EXERCISE BRIEF - Repeat the material verbatim and drop the pictures.

========================================

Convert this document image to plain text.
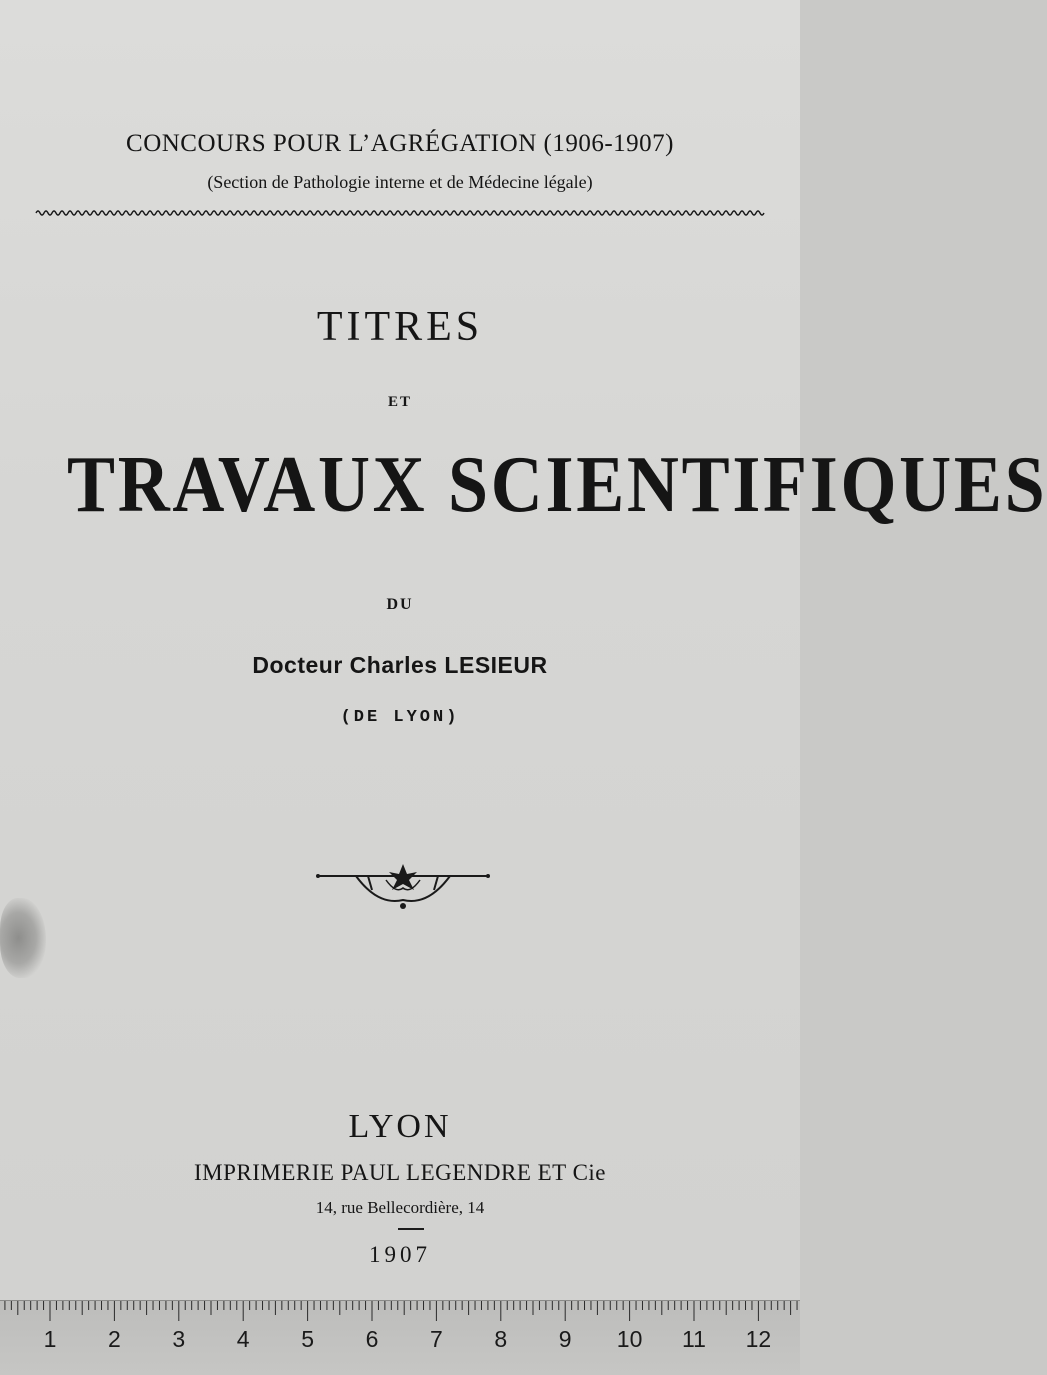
CONCOURS POUR L’AGRÉGATION (1906-1907)
(Section de Pathologie interne et de Médecine légale)
TITRES
ET
TRAVAUX SCIENTIFIQUES
DU
Docteur Charles LESIEUR
(DE LYON)
LYON
IMPRIMERIE PAUL LEGENDRE ET Cie
14, rue Bellecordière, 14
1907
1	2	3	4	5	6	7	8	9	10 11 12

========================================

TASK ANSWER -
Convert this document image to plain text.
CONCOURS POUR L’AGRÉGATION (1906-1907)
(Section de Pathologie interne et de Médecine légale)
TITRES
ET
TRAVAUX SCIENTIFIQUES
DU
Docteur Charles LESIEUR
(DE LYON)
LYON
IMPRIMERIE PAUL LEGENDRE ET Cie
14, rue Bellecordière, 14
1907
1	2	3	4	5	6	7	8	9	10 11 12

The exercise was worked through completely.